* **Problem**
All entries below are to be set down again, identical to the source.

══ Record excerpts

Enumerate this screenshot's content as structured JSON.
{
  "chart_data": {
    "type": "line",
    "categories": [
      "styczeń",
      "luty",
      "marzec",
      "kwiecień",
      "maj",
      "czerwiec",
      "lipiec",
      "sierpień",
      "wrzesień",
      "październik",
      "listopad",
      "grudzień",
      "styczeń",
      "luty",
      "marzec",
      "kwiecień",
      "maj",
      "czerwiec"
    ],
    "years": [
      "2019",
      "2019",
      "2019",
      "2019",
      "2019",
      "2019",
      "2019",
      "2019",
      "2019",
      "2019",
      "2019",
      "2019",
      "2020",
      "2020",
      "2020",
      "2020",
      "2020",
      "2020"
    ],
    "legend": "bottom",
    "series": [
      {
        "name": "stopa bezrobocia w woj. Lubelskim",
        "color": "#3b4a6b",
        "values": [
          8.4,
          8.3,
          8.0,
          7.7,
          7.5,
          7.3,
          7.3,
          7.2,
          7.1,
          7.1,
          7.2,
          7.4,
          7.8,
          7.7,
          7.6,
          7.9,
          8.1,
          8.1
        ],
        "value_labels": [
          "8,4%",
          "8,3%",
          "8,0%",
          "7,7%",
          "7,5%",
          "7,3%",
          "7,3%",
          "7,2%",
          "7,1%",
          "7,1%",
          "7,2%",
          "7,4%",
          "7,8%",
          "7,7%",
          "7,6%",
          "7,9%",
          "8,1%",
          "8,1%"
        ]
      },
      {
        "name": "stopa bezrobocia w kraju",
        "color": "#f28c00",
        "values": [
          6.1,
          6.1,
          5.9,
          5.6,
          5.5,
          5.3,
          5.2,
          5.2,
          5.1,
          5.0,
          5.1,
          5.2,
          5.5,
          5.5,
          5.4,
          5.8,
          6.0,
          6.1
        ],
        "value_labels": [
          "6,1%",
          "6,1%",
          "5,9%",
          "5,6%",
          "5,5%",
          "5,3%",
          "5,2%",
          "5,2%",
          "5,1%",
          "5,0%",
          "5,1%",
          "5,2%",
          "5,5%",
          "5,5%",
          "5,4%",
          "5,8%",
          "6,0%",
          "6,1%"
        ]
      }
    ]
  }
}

════

* **Task output**
Enumerate this screenshot's content as structured JSON.
{
  "chart_data": {
    "type": "line",
    "categories": [
      "styczeń",
      "luty",
      "marzec",
      "kwiecień",
      "maj",
      "czerwiec",
      "lipiec",
      "sierpień",
      "wrzesień",
      "październik",
      "listopad",
      "grudzień",
      "styczeń",
      "luty",
      "marzec",
      "kwiecień",
      "maj",
      "czerwiec"
    ],
    "years": [
      "2019",
      "2019",
      "2019",
      "2019",
      "2019",
      "2019",
      "2019",
      "2019",
      "2019",
      "2019",
      "2019",
      "2019",
      "2020",
      "2020",
      "2020",
      "2020",
      "2020",
      "2020"
    ],
    "legend": "bottom",
    "series": [
      {
        "name": "stopa bezrobocia w woj. Lubelskim",
        "color": "#3b4a6b",
        "values": [
          8.4,
          8.3,
          8.0,
          7.7,
          7.5,
          7.3,
          7.3,
          7.2,
          7.1,
          7.1,
          7.2,
          7.4,
          7.8,
          7.7,
          7.6,
          7.9,
          8.1,
          8.1
        ],
        "value_labels": [
          "8,4%",
          "8,3%",
          "8,0%",
          "7,7%",
          "7,5%",
          "7,3%",
          "7,3%",
          "7,2%",
          "7,1%",
          "7,1%",
          "7,2%",
          "7,4%",
          "7,8%",
          "7,7%",
          "7,6%",
          "7,9%",
          "8,1%",
          "8,1%"
        ]
      },
      {
        "name": "stopa bezrobocia w kraju",
        "color": "#f28c00",
        "values": [
          6.1,
          6.1,
          5.9,
          5.6,
          5.5,
          5.3,
          5.2,
          5.2,
          5.1,
          5.0,
          5.1,
          5.2,
          5.5,
          5.5,
          5.4,
          5.8,
          6.0,
          6.1
        ],
        "value_labels": [
          "6,1%",
          "6,1%",
          "5,9%",
          "5,6%",
          "5,5%",
          "5,3%",
          "5,2%",
          "5,2%",
          "5,1%",
          "5,0%",
          "5,1%",
          "5,2%",
          "5,5%",
          "5,5%",
          "5,4%",
          "5,8%",
          "6,0%",
          "6,1%"
        ]
      }
    ]
  }
}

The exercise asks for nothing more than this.